TO BE DONE :: Rewrite the stretch of the listing from the line containing "redacted-name-pixel — [230, 44, 274, 88]" through the line containing "redacted-handle-pixel — [230, 88, 274, 130]" as a numbered list, leaving out any blank lines.

Excerpt from a dataset ::
--------------------------------

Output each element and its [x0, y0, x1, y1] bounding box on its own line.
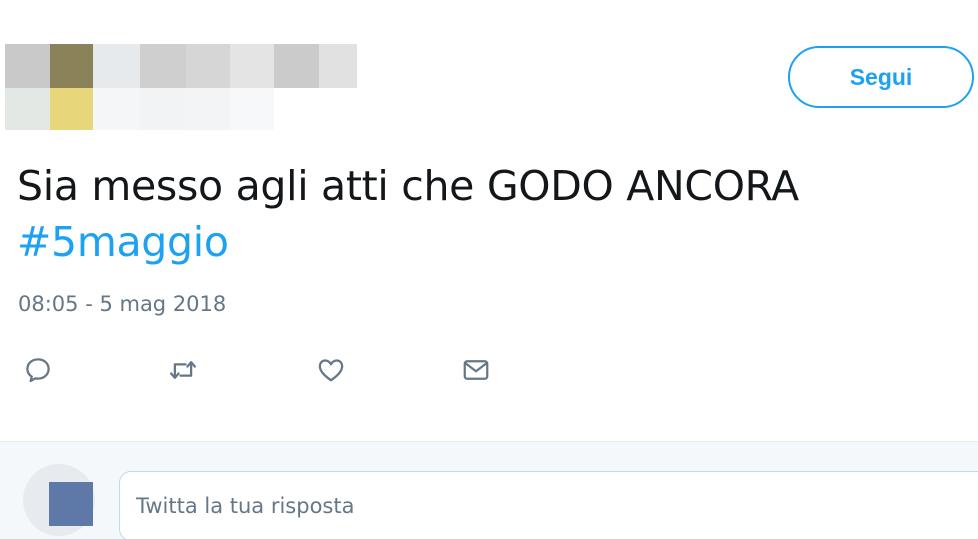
redacted-name-pixel — [230, 44, 274, 88]
redacted-name-pixel — [186, 44, 230, 88]
direct-message-button[interactable] — [458, 352, 494, 388]
avatar-pixel — [49, 482, 93, 526]
redacted-name-pixel — [319, 44, 357, 88]
redacted-name-pixel — [140, 44, 186, 88]
redacted-handle-pixel — [230, 88, 274, 130]
follow-button[interactable]: Segui — [788, 46, 974, 108]
tweet-body: Sia messo agli atti che GODO ANCORA — [17, 162, 799, 210]
reply-input[interactable] — [119, 471, 978, 539]
redacted-avatar-pixel — [5, 44, 50, 88]
like-button[interactable] — [313, 352, 349, 388]
tweet-text: Sia messo agli atti che GODO ANCORA #5ma… — [17, 158, 957, 270]
redacted-avatar-pixel — [5, 88, 50, 130]
current-user-avatar — [23, 464, 95, 536]
redacted-avatar-pixel — [50, 44, 93, 88]
tweet-actions — [0, 352, 978, 392]
hashtag-link[interactable]: #5maggio — [17, 218, 229, 266]
redacted-avatar-pixel — [93, 44, 140, 88]
redacted-avatar-pixel — [50, 88, 93, 130]
redacted-author-header[interactable] — [5, 44, 357, 130]
reply-composer — [0, 441, 978, 539]
redacted-name-pixel — [274, 44, 319, 88]
redacted-handle-pixel — [140, 88, 186, 130]
reply-icon — [26, 358, 50, 383]
tweet-timestamp[interactable]: 08:05 - 5 mag 2018 — [18, 292, 226, 316]
reply-button[interactable] — [20, 352, 56, 388]
heart-icon — [318, 359, 344, 382]
redacted-handle-pixel — [186, 88, 230, 130]
retweet-button[interactable] — [165, 352, 201, 388]
redacted-handle-pixel — [93, 88, 140, 130]
retweet-icon — [170, 361, 196, 379]
envelope-icon — [463, 360, 489, 380]
tweet-page: Segui Sia messo agli atti che GODO ANCOR… — [0, 0, 978, 539]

--------------------------------

FINAL ANSWER ::
1. redacted-name-pixel — [230, 44, 274, 88]
2. redacted-name-pixel — [186, 44, 230, 88]
3. direct-message-button[interactable] — [458, 352, 494, 388]
4. avatar-pixel — [49, 482, 93, 526]
5. redacted-name-pixel — [319, 44, 357, 88]
6. redacted-name-pixel — [140, 44, 186, 88]
7. redacted-handle-pixel — [230, 88, 274, 130]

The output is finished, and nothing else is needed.